▶ **Dataset content**
= = = =

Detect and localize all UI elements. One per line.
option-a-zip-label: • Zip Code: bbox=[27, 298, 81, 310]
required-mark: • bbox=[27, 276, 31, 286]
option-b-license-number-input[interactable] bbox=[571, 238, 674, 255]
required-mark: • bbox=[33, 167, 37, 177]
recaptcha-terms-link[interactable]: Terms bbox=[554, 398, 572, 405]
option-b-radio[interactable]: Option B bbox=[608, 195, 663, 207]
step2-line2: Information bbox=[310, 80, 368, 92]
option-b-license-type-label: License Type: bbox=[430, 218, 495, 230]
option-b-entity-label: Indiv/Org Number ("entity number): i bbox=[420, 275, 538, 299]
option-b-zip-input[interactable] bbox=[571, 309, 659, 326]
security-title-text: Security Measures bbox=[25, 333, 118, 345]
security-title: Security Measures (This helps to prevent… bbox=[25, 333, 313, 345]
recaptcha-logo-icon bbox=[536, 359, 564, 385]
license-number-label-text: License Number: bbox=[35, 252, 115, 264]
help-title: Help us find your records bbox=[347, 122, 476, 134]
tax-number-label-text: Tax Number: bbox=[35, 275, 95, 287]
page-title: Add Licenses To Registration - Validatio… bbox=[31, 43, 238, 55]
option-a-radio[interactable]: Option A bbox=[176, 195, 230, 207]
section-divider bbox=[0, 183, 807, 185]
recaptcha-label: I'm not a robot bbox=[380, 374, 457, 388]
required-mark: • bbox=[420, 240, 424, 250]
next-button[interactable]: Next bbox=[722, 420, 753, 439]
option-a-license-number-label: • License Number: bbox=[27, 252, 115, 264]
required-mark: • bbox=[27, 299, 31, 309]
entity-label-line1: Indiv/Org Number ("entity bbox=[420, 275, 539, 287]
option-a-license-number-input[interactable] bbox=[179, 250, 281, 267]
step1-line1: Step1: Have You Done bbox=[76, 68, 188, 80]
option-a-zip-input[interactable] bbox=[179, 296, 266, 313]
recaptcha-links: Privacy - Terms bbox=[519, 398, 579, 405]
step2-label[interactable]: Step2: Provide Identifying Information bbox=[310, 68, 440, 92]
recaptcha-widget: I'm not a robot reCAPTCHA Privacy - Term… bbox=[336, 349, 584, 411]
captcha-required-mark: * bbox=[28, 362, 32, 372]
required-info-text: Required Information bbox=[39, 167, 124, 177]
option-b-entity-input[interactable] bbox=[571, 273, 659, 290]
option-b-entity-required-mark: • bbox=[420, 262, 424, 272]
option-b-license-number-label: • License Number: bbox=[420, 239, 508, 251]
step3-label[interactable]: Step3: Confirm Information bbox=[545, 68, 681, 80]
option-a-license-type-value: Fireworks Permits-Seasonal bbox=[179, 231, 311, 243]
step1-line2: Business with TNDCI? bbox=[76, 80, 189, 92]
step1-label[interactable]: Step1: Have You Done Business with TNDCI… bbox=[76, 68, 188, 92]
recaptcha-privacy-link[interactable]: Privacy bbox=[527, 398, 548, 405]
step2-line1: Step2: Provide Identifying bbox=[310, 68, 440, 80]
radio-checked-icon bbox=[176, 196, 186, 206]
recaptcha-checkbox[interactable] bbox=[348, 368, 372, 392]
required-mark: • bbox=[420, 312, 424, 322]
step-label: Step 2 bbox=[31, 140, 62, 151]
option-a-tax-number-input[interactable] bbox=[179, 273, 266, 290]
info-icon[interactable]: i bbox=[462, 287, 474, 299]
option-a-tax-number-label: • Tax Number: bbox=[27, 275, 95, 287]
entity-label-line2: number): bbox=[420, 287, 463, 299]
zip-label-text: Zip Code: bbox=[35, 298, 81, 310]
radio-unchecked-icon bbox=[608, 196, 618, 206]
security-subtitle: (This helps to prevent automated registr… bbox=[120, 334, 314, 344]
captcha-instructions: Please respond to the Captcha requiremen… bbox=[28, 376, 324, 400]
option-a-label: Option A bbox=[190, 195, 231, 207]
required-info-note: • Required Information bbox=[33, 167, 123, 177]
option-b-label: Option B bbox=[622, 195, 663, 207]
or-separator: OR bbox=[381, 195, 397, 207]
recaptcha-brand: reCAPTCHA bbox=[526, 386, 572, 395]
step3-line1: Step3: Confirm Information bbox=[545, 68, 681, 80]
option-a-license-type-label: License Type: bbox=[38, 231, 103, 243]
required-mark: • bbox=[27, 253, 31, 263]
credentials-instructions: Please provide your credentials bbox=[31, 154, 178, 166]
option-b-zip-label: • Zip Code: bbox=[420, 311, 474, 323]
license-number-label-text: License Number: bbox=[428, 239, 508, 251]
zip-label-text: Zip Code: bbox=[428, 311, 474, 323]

= = = =

▶ **What the exercise asks**
Copy the entries from the first line through the line containing "tax-number-label-text: Tax Number: bbox=[35, 275, 95, 287]", inclusive, and replace "Indiv/Org Number" with "Individual/Organization Number" while keeping everything else the same.

▶ **Task output**
Detect and localize all UI elements. One per line.
option-a-zip-label: • Zip Code: bbox=[27, 298, 81, 310]
required-mark: • bbox=[27, 276, 31, 286]
option-b-license-number-input[interactable] bbox=[571, 238, 674, 255]
required-mark: • bbox=[33, 167, 37, 177]
recaptcha-terms-link[interactable]: Terms bbox=[554, 398, 572, 405]
option-b-radio[interactable]: Option B bbox=[608, 195, 663, 207]
step2-line2: Information bbox=[310, 80, 368, 92]
option-b-license-type-label: License Type: bbox=[430, 218, 495, 230]
option-b-entity-label: Individual/Organization Number ("entity number): i bbox=[420, 275, 538, 299]
option-b-zip-input[interactable] bbox=[571, 309, 659, 326]
security-title-text: Security Measures bbox=[25, 333, 118, 345]
security-title: Security Measures (This helps to prevent… bbox=[25, 333, 313, 345]
recaptcha-logo-icon bbox=[536, 359, 564, 385]
license-number-label-text: License Number: bbox=[35, 252, 115, 264]
help-title: Help us find your records bbox=[347, 122, 476, 134]
tax-number-label-text: Tax Number: bbox=[35, 275, 95, 287]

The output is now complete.